## YOUR GOAL
Some lines in the records below may hold the word "that"; give the number of those lines and nothing else.

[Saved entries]
================
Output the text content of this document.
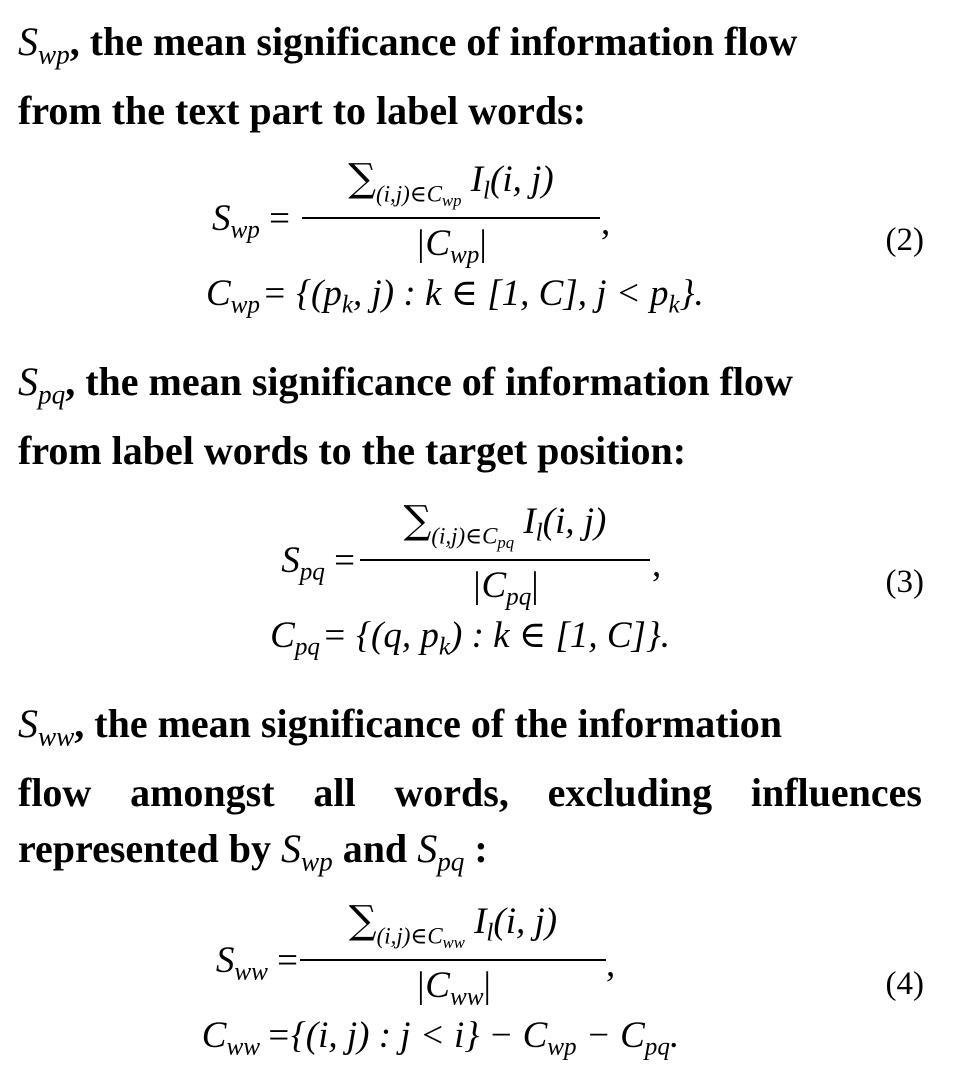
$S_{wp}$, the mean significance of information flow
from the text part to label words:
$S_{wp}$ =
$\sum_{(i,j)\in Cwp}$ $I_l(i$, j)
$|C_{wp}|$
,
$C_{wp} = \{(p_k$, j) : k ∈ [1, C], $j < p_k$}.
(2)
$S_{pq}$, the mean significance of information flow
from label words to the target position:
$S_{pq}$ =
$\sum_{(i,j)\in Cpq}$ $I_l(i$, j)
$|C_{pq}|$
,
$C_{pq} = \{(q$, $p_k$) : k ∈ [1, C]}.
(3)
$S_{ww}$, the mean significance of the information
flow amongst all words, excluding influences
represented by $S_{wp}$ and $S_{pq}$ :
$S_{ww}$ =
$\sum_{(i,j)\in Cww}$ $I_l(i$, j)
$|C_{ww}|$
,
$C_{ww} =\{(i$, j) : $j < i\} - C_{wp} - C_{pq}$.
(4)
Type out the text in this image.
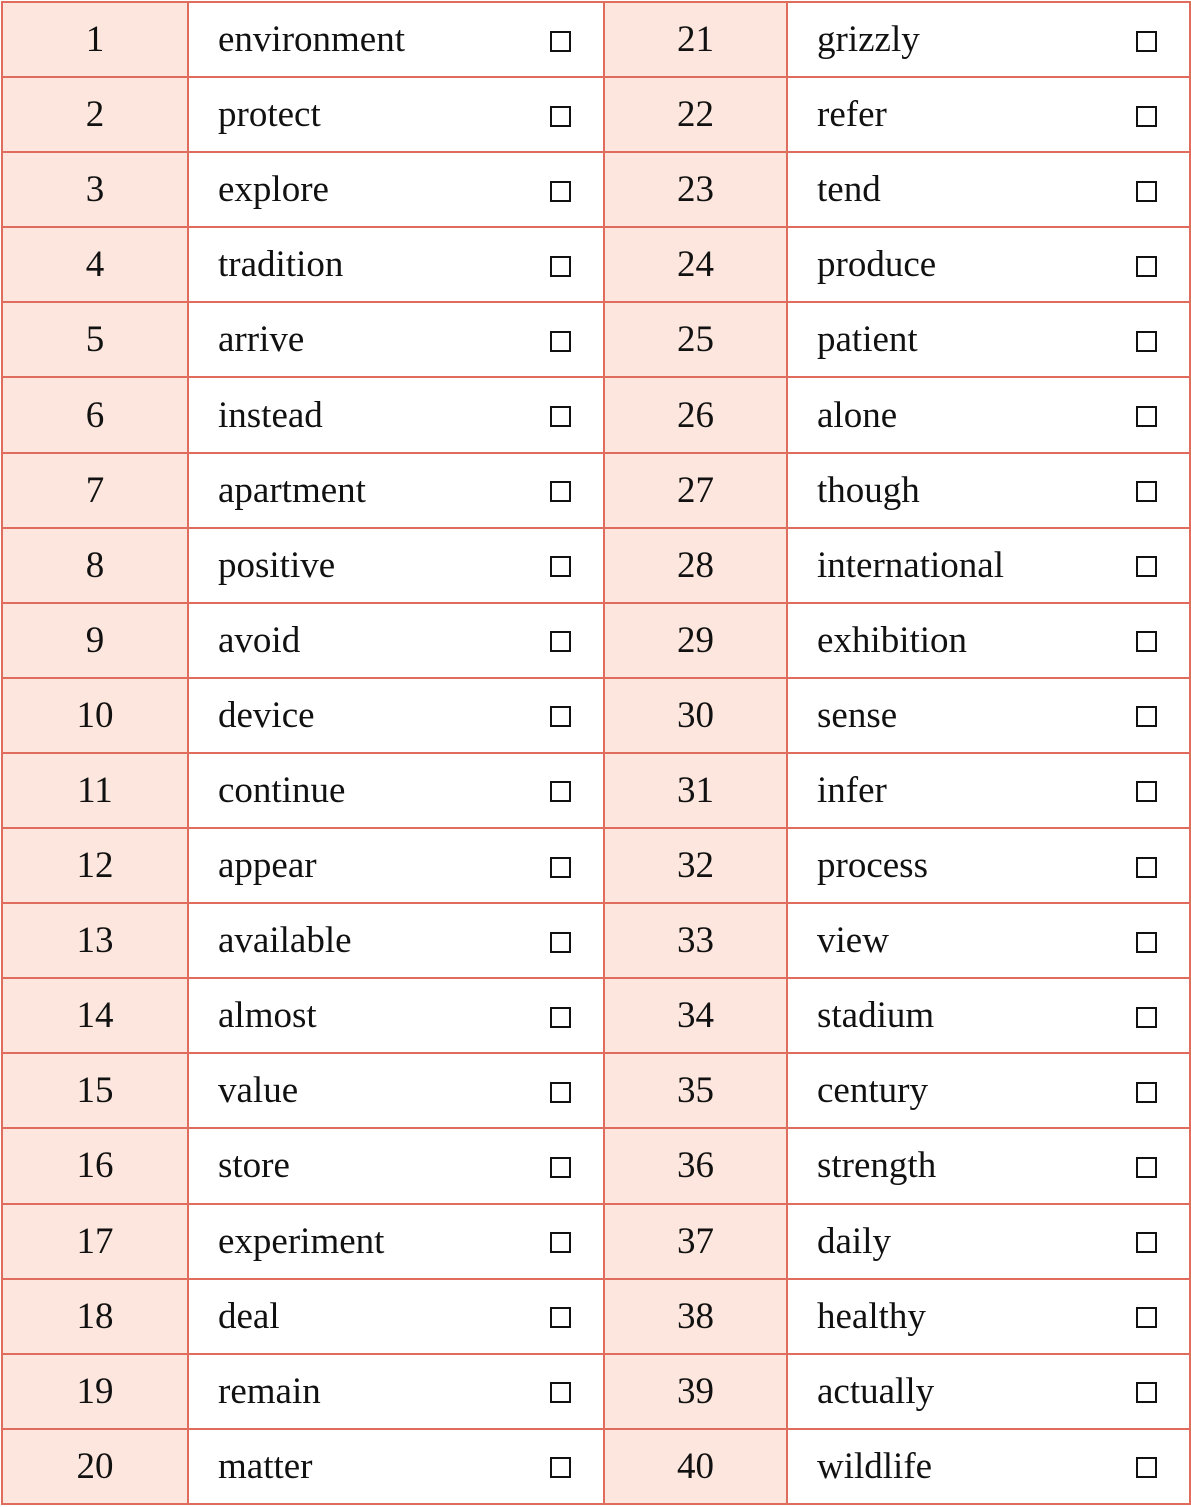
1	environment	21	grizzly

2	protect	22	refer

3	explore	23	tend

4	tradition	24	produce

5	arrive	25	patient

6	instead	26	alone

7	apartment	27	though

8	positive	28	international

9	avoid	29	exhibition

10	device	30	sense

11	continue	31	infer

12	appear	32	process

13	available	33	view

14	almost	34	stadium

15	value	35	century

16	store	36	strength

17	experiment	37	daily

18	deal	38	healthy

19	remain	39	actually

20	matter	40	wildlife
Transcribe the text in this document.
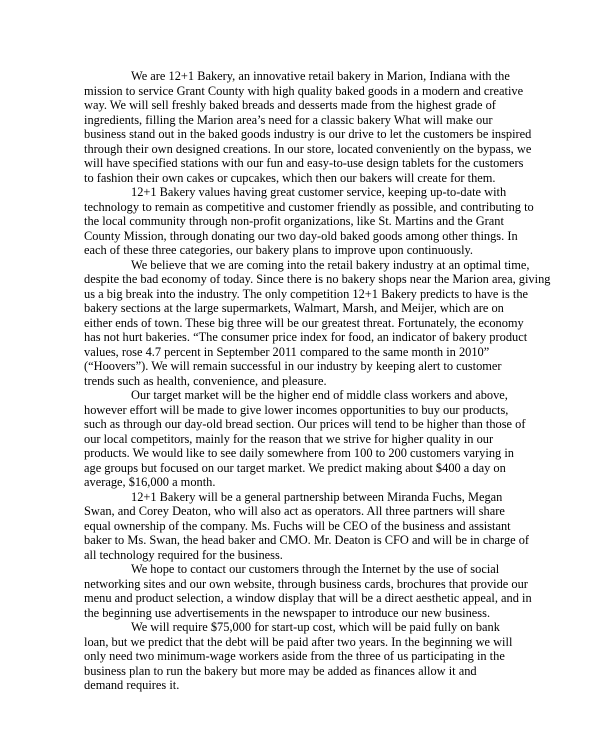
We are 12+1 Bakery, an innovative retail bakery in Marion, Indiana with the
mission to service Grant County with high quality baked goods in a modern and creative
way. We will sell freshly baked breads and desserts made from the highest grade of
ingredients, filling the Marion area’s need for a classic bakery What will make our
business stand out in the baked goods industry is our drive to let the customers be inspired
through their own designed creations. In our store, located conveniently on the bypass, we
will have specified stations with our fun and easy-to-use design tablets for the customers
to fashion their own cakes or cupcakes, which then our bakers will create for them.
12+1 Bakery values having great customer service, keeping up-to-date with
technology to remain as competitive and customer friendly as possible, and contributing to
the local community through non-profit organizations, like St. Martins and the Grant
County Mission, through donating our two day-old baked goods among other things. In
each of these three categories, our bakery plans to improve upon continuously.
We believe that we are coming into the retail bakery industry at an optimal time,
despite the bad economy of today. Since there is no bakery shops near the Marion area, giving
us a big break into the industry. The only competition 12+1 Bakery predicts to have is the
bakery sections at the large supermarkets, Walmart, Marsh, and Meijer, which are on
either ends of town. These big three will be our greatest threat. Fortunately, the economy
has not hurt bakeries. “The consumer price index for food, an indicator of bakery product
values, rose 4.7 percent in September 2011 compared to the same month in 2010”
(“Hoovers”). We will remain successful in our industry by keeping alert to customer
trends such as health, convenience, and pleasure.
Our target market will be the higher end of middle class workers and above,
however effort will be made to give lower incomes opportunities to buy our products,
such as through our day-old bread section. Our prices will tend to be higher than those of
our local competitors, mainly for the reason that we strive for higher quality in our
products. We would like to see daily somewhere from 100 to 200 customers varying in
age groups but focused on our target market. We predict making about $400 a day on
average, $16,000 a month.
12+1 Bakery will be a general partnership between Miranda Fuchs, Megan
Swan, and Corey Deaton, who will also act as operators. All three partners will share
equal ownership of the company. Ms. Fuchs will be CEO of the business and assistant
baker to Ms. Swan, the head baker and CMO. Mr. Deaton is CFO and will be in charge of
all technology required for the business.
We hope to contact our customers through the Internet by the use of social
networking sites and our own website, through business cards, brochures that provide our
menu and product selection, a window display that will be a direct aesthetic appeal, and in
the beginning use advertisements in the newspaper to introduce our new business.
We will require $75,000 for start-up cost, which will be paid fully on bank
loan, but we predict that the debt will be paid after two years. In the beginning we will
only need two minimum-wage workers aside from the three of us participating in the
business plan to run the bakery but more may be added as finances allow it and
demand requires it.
================
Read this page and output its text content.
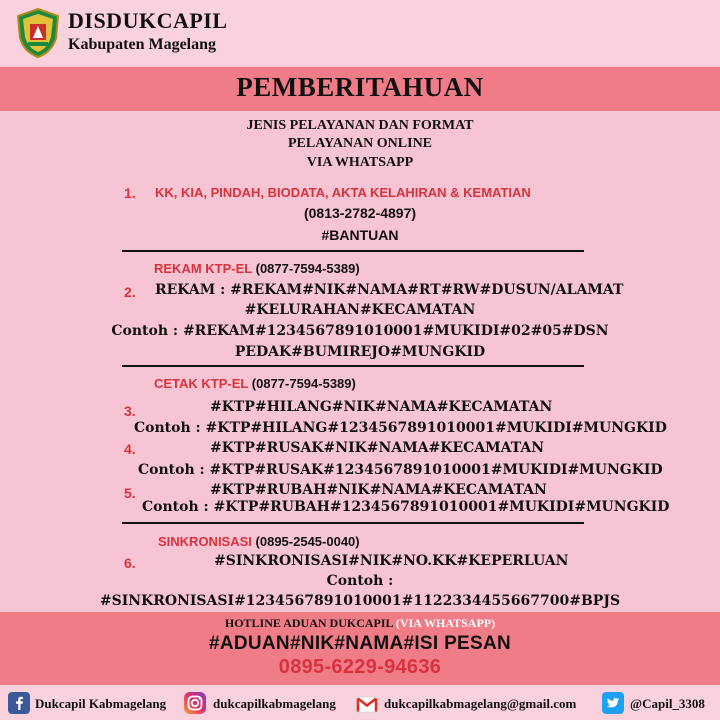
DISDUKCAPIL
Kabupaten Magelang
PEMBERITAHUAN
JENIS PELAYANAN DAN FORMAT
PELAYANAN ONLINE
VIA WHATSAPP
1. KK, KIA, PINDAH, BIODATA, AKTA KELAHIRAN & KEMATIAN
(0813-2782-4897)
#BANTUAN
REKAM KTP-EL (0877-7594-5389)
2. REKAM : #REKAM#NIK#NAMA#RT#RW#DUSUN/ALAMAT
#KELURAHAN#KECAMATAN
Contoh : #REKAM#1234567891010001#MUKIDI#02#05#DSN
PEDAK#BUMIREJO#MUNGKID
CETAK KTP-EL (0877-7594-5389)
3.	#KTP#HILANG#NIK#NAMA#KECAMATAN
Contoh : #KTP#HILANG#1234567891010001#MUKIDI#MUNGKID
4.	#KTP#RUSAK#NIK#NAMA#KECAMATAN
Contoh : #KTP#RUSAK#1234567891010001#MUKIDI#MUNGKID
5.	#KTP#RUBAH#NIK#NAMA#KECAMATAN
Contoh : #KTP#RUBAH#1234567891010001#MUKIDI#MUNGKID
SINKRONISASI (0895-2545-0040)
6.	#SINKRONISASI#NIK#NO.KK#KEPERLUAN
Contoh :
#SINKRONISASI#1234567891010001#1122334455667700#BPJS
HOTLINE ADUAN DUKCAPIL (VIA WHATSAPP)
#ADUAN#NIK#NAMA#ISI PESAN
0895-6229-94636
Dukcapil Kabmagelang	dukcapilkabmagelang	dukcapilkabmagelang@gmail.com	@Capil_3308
================
## ANSWER TO THIS TASK
5